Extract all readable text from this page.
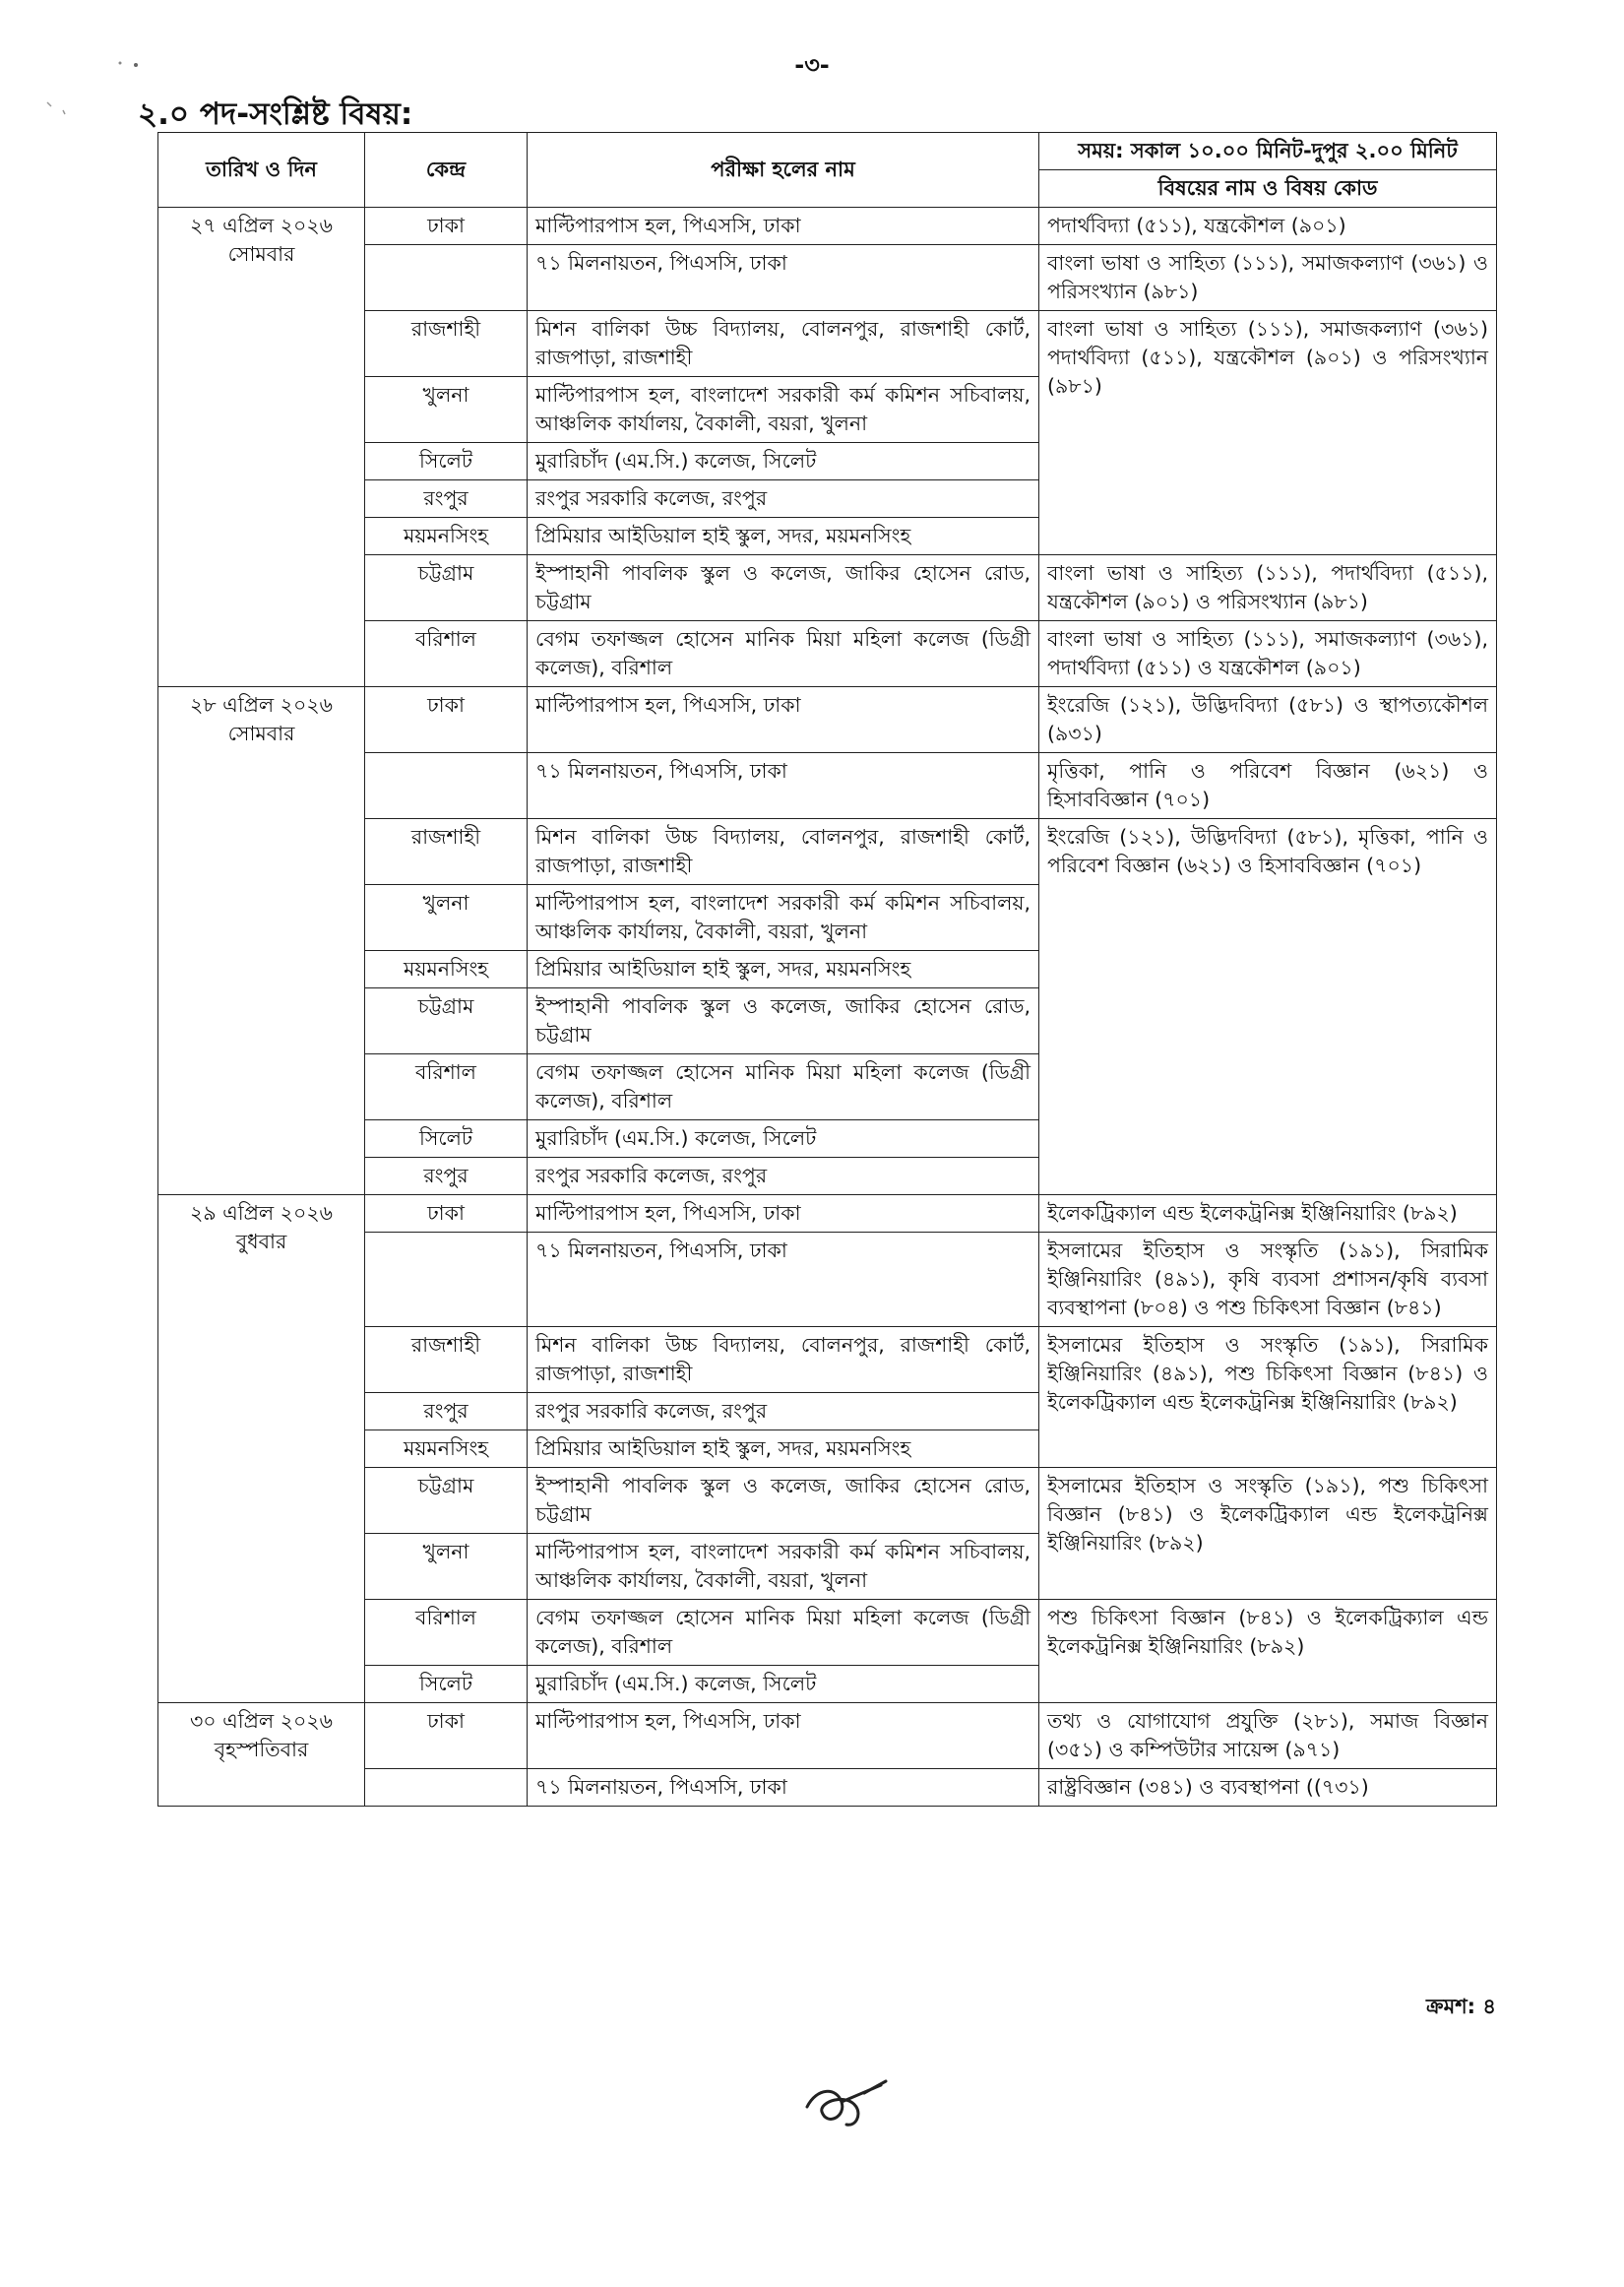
-৩-
২.০ পদ-সংশ্লিষ্ট বিষয়:
তারিখ ও দিন	কেন্দ্র	পরীক্ষা হলের নাম	সময়: সকাল ১০.০০ মিনিট-দুপুর ২.০০ মিনিট
			বিষয়ের নাম ও বিষয় কোড
২৭ এপ্রিল ২০২৬
সোমবার	ঢাকা	মাল্টিপারপাস হল, পিএসসি, ঢাকা	পদার্থবিদ্যা (৫১১), যন্ত্রকৌশল (৯০১)
		৭১ মিলনায়তন, পিএসসি, ঢাকা	বাংলা ভাষা ও সাহিত্য (১১১), সমাজকল্যাণ (৩৬১) ও পরিসংখ্যান (৯৮১)
	রাজশাহী	মিশন বালিকা উচ্চ বিদ্যালয়, বোলনপুর, রাজশাহী কোর্ট, রাজপাড়া, রাজশাহী	বাংলা ভাষা ও সাহিত্য (১১১), সমাজকল্যাণ (৩৬১) পদার্থবিদ্যা (৫১১), যন্ত্রকৌশল (৯০১) ও পরিসংখ্যান (৯৮১)
	খুলনা	মাল্টিপারপাস হল, বাংলাদেশ সরকারী কর্ম কমিশন সচিবালয়, আঞ্চলিক কার্যালয়, বৈকালী, বয়রা, খুলনা	
	সিলেট	মুরারিচাঁদ (এম.সি.) কলেজ, সিলেট	
	রংপুর	রংপুর সরকারি কলেজ, রংপুর	
	ময়মনসিংহ	প্রিমিয়ার আইডিয়াল হাই স্কুল, সদর, ময়মনসিংহ	
	চট্টগ্রাম	ইস্পাহানী পাবলিক স্কুল ও কলেজ, জাকির হোসেন রোড, চট্টগ্রাম	বাংলা ভাষা ও সাহিত্য (১১১), পদার্থবিদ্যা (৫১১), যন্ত্রকৌশল (৯০১) ও পরিসংখ্যান (৯৮১)
	বরিশাল	বেগম তফাজ্জল হোসেন মানিক মিয়া মহিলা কলেজ (ডিগ্রী কলেজ), বরিশাল	বাংলা ভাষা ও সাহিত্য (১১১), সমাজকল্যাণ (৩৬১), পদার্থবিদ্যা (৫১১) ও যন্ত্রকৌশল (৯০১)
২৮ এপ্রিল ২০২৬
সোমবার	ঢাকা	মাল্টিপারপাস হল, পিএসসি, ঢাকা	ইংরেজি (১২১), উদ্ভিদবিদ্যা (৫৮১) ও স্থাপত্যকৌশল (৯৩১)
		৭১ মিলনায়তন, পিএসসি, ঢাকা	মৃত্তিকা, পানি ও পরিবেশ বিজ্ঞান (৬২১) ও হিসাববিজ্ঞান (৭০১)
	রাজশাহী	মিশন বালিকা উচ্চ বিদ্যালয়, বোলনপুর, রাজশাহী কোর্ট, রাজপাড়া, রাজশাহী	ইংরেজি (১২১), উদ্ভিদবিদ্যা (৫৮১), মৃত্তিকা, পানি ও পরিবেশ বিজ্ঞান (৬২১) ও হিসাববিজ্ঞান (৭০১)
	খুলনা	মাল্টিপারপাস হল, বাংলাদেশ সরকারী কর্ম কমিশন সচিবালয়, আঞ্চলিক কার্যালয়, বৈকালী, বয়রা, খুলনা	
	ময়মনসিংহ	প্রিমিয়ার আইডিয়াল হাই স্কুল, সদর, ময়মনসিংহ	
	চট্টগ্রাম	ইস্পাহানী পাবলিক স্কুল ও কলেজ, জাকির হোসেন রোড, চট্টগ্রাম	
	বরিশাল	বেগম তফাজ্জল হোসেন মানিক মিয়া মহিলা কলেজ (ডিগ্রী কলেজ), বরিশাল	
	সিলেট	মুরারিচাঁদ (এম.সি.) কলেজ, সিলেট	
	রংপুর	রংপুর সরকারি কলেজ, রংপুর	
২৯ এপ্রিল ২০২৬
বুধবার	ঢাকা	মাল্টিপারপাস হল, পিএসসি, ঢাকা	ইলেকট্রিক্যাল এন্ড ইলেকট্রনিক্স ইঞ্জিনিয়ারিং (৮৯২)
		৭১ মিলনায়তন, পিএসসি, ঢাকা	ইসলামের ইতিহাস ও সংস্কৃতি (১৯১), সিরামিক ইঞ্জিনিয়ারিং (৪৯১), কৃষি ব্যবসা প্রশাসন/কৃষি ব্যবসা ব্যবস্থাপনা (৮০৪) ও পশু চিকিৎসা বিজ্ঞান (৮৪১)
	রাজশাহী	মিশন বালিকা উচ্চ বিদ্যালয়, বোলনপুর, রাজশাহী কোর্ট, রাজপাড়া, রাজশাহী	ইসলামের ইতিহাস ও সংস্কৃতি (১৯১), সিরামিক ইঞ্জিনিয়ারিং (৪৯১), পশু চিকিৎসা বিজ্ঞান (৮৪১) ও ইলেকট্রিক্যাল এন্ড ইলেকট্রনিক্স ইঞ্জিনিয়ারিং (৮৯২)
	রংপুর	রংপুর সরকারি কলেজ, রংপুর	
	ময়মনসিংহ	প্রিমিয়ার আইডিয়াল হাই স্কুল, সদর, ময়মনসিংহ	
	চট্টগ্রাম	ইস্পাহানী পাবলিক স্কুল ও কলেজ, জাকির হোসেন রোড, চট্টগ্রাম	ইসলামের ইতিহাস ও সংস্কৃতি (১৯১), পশু চিকিৎসা বিজ্ঞান (৮৪১) ও ইলেকট্রিক্যাল এন্ড ইলেকট্রনিক্স ইঞ্জিনিয়ারিং (৮৯২)
	খুলনা	মাল্টিপারপাস হল, বাংলাদেশ সরকারী কর্ম কমিশন সচিবালয়, আঞ্চলিক কার্যালয়, বৈকালী, বয়রা, খুলনা	
	বরিশাল	বেগম তফাজ্জল হোসেন মানিক মিয়া মহিলা কলেজ (ডিগ্রী কলেজ), বরিশাল	পশু চিকিৎসা বিজ্ঞান (৮৪১) ও ইলেকট্রিক্যাল এন্ড ইলেকট্রনিক্স ইঞ্জিনিয়ারিং (৮৯২)
	সিলেট	মুরারিচাঁদ (এম.সি.) কলেজ, সিলেট	
৩০ এপ্রিল ২০২৬
বৃহস্পতিবার	ঢাকা	মাল্টিপারপাস হল, পিএসসি, ঢাকা	তথ্য ও যোগাযোগ প্রযুক্তি (২৮১), সমাজ বিজ্ঞান (৩৫১) ও কম্পিউটার সায়েন্স (৯৭১)
		৭১ মিলনায়তন, পিএসসি, ঢাকা	রাষ্ট্রবিজ্ঞান (৩৪১) ও ব্যবস্থাপনা ((৭৩১)
ক্রমশ: ৪
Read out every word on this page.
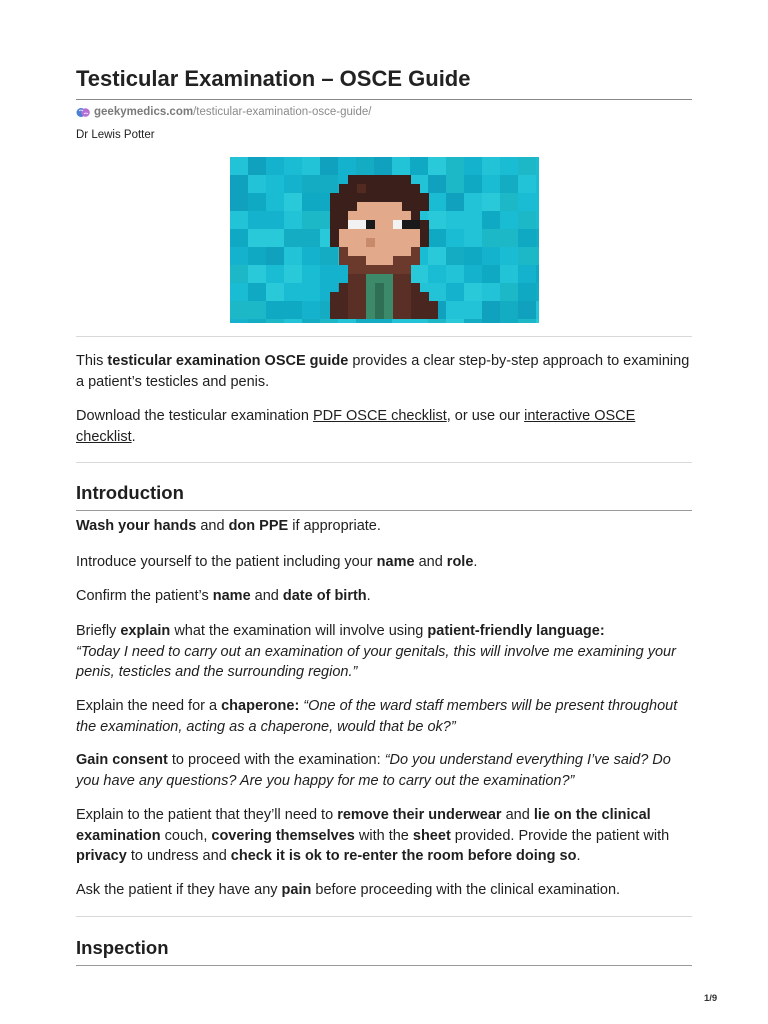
Testicular Examination – OSCE Guide
geekymedics.com /testicular-examination-osce-guide/
Dr Lewis Potter

This testicular examination OSCE guide provides a clear step-by-step approach to examining a patient’s testicles and penis.

Download the testicular examination PDF OSCE checklist, or use our interactive OSCE checklist.

Introduction

Wash your hands and don PPE if appropriate.

Introduce yourself to the patient including your name and role.

Confirm the patient’s name and date of birth.

Briefly explain what the examination will involve using patient-friendly language:
“Today I need to carry out an examination of your genitals, this will involve me examining your penis, testicles and the surrounding region.”

Explain the need for a chaperone: “One of the ward staff members will be present throughout the examination, acting as a chaperone, would that be ok?”

Gain consent to proceed with the examination: “Do you understand everything I’ve said? Do you have any questions? Are you happy for me to carry out the examination?”

Explain to the patient that they’ll need to remove their underwear and lie on the clinical examination couch, covering themselves with the sheet provided. Provide the patient with privacy to undress and check it is ok to re-enter the room before doing so.

Ask the patient if they have any pain before proceeding with the clinical examination.

Inspection
1/9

+===+

Which lines contain "have"? Copy each of them.

Gain consent to proceed with the examination: “Do you understand everything I’ve said? Do you have any questions? Are you happy for me to carry out the examination?”
Ask the patient if they have any pain before proceeding with the clinical examination.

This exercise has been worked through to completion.